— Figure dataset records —

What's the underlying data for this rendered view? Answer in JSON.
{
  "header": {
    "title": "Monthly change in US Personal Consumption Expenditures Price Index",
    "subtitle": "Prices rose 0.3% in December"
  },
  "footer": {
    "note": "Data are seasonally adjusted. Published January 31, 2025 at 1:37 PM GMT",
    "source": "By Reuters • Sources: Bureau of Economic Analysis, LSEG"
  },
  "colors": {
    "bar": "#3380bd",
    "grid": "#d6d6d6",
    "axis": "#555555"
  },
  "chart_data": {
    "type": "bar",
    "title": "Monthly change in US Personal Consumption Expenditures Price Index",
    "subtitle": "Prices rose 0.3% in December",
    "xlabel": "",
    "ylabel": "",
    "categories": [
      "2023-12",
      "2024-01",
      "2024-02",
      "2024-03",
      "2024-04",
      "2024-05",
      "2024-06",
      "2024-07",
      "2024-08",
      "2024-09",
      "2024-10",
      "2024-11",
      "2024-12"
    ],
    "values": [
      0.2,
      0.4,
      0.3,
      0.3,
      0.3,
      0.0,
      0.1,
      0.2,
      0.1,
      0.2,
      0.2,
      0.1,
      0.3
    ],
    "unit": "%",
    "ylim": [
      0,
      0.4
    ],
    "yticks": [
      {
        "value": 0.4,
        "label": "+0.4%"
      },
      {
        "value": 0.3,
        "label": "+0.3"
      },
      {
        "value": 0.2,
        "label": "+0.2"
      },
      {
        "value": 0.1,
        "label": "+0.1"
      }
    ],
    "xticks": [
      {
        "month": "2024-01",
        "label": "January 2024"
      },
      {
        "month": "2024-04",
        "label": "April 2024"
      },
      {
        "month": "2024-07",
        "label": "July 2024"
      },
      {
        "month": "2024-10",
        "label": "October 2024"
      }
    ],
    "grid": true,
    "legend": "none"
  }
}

— Short exercise —
Output the full listing without altering anything.

— Finished task —
What's the underlying data for this rendered view? Answer in JSON.
{
  "header": {
    "title": "Monthly change in US Personal Consumption Expenditures Price Index",
    "subtitle": "Prices rose 0.3% in December"
  },
  "footer": {
    "note": "Data are seasonally adjusted. Published January 31, 2025 at 1:37 PM GMT",
    "source": "By Reuters • Sources: Bureau of Economic Analysis, LSEG"
  },
  "colors": {
    "bar": "#3380bd",
    "grid": "#d6d6d6",
    "axis": "#555555"
  },
  "chart_data": {
    "type": "bar",
    "title": "Monthly change in US Personal Consumption Expenditures Price Index",
    "subtitle": "Prices rose 0.3% in December",
    "xlabel": "",
    "ylabel": "",
    "categories": [
      "2023-12",
      "2024-01",
      "2024-02",
      "2024-03",
      "2024-04",
      "2024-05",
      "2024-06",
      "2024-07",
      "2024-08",
      "2024-09",
      "2024-10",
      "2024-11",
      "2024-12"
    ],
    "values": [
      0.2,
      0.4,
      0.3,
      0.3,
      0.3,
      0.0,
      0.1,
      0.2,
      0.1,
      0.2,
      0.2,
      0.1,
      0.3
    ],
    "unit": "%",
    "ylim": [
      0,
      0.4
    ],
    "yticks": [
      {
        "value": 0.4,
        "label": "+0.4%"
      },
      {
        "value": 0.3,
        "label": "+0.3"
      },
      {
        "value": 0.2,
        "label": "+0.2"
      },
      {
        "value": 0.1,
        "label": "+0.1"
      }
    ],
    "xticks": [
      {
        "month": "2024-01",
        "label": "January 2024"
      },
      {
        "month": "2024-04",
        "label": "April 2024"
      },
      {
        "month": "2024-07",
        "label": "July 2024"
      },
      {
        "month": "2024-10",
        "label": "October 2024"
      }
    ],
    "grid": true,
    "legend": "none"
  }
}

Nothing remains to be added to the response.